Stored entries
+++

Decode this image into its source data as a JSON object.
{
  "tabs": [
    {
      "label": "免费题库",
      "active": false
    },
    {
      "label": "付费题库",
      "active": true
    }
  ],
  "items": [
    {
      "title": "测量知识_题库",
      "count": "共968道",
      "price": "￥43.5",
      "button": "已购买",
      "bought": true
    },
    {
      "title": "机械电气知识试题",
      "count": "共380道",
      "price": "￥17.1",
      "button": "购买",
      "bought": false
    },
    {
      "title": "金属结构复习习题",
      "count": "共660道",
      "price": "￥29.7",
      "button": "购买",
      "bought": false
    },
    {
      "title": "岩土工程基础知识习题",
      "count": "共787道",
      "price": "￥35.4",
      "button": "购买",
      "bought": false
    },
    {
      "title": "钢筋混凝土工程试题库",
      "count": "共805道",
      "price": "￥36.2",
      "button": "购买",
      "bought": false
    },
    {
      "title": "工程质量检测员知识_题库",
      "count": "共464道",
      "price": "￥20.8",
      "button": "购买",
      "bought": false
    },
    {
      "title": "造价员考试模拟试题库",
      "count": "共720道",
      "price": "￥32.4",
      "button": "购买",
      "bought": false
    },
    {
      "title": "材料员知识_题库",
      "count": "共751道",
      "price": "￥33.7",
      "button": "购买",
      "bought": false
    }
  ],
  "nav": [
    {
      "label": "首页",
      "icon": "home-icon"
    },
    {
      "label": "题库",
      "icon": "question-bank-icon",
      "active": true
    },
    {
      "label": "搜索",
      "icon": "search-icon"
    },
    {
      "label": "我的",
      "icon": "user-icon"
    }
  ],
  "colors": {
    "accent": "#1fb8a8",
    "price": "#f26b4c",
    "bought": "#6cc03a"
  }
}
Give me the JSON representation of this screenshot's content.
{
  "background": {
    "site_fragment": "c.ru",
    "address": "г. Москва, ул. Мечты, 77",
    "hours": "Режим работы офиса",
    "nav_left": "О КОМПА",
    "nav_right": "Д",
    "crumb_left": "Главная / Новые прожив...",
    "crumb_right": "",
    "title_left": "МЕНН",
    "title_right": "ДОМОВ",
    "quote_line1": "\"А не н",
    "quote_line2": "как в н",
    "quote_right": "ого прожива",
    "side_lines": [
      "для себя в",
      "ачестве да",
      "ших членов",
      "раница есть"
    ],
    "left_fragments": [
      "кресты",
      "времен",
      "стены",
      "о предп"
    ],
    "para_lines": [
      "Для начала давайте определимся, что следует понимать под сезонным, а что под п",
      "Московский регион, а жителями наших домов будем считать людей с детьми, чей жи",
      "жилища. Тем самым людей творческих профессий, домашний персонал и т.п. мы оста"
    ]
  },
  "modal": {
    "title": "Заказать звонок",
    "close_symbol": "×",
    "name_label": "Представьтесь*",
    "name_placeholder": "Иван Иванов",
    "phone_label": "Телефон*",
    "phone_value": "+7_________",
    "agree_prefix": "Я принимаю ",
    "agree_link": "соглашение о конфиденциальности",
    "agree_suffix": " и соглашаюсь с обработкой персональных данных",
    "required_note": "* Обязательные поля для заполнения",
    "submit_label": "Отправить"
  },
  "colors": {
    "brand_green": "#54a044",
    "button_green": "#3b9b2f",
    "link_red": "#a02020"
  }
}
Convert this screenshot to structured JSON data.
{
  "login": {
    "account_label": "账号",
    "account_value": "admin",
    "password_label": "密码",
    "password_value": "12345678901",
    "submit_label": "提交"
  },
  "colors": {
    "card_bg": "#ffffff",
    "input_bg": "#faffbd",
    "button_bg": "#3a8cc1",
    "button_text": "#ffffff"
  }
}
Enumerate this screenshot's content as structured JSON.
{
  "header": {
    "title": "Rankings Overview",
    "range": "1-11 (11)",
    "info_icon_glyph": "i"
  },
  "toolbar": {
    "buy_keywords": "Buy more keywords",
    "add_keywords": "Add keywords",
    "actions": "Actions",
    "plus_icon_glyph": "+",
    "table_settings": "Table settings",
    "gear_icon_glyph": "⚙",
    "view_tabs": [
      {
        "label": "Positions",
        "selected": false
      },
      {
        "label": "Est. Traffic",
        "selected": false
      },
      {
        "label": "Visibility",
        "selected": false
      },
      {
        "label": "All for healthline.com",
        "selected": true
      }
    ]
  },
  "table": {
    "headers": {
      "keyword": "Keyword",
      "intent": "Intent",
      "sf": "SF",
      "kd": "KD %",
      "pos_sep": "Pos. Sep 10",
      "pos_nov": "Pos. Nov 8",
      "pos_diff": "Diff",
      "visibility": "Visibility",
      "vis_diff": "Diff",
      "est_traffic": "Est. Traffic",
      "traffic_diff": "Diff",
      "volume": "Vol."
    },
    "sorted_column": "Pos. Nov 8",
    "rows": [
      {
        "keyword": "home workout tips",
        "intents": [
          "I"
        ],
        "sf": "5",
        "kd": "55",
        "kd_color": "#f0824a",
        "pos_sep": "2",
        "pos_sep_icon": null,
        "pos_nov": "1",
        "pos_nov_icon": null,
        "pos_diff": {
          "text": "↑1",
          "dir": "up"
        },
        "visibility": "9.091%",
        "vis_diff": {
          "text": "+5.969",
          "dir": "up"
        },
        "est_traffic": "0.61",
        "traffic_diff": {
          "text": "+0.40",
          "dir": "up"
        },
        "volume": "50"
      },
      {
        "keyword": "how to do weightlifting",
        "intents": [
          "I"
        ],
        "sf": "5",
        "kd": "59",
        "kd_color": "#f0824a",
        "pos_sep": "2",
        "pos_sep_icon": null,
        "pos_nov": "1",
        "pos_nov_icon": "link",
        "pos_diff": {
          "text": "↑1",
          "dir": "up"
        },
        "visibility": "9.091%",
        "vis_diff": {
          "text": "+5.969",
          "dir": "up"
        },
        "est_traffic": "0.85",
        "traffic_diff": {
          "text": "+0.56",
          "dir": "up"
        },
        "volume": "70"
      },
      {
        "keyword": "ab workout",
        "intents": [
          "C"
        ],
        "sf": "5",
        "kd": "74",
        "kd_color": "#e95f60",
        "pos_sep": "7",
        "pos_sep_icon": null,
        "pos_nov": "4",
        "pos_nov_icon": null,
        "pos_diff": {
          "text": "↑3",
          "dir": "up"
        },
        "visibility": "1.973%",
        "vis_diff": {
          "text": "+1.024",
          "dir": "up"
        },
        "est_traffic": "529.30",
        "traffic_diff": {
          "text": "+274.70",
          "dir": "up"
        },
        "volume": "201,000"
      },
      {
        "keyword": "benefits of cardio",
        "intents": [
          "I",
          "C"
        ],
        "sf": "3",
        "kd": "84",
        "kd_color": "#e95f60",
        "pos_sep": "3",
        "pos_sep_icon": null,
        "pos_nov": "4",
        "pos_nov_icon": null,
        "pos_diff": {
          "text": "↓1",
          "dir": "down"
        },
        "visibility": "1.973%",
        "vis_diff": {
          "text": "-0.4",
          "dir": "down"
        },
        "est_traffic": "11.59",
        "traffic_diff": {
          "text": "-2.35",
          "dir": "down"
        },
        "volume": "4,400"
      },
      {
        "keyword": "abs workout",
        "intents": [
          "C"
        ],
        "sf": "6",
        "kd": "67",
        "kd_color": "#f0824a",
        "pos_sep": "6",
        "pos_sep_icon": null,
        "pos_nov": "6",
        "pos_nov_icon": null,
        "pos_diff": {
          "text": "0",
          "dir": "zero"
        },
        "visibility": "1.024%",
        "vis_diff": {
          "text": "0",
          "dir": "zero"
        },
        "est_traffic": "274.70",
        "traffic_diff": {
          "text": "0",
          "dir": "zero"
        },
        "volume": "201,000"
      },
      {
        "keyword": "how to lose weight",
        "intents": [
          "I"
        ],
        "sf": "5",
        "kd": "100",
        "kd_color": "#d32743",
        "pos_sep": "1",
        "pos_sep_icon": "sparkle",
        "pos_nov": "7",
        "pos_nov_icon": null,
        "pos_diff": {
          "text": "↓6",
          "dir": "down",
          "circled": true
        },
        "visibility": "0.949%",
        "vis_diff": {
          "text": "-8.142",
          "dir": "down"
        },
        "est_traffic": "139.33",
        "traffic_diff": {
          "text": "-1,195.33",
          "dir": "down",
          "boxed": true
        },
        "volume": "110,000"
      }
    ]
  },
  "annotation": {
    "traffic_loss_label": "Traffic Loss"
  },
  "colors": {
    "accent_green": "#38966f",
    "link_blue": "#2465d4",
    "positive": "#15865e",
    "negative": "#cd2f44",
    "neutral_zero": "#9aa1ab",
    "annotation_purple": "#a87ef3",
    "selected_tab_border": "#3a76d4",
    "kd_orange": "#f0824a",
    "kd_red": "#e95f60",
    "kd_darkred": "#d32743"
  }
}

+++

Copy out each line that contains the word "structured".

CORRECT RESULT:
Convert this screenshot to structured JSON data.
Enumerate this screenshot's content as structured JSON.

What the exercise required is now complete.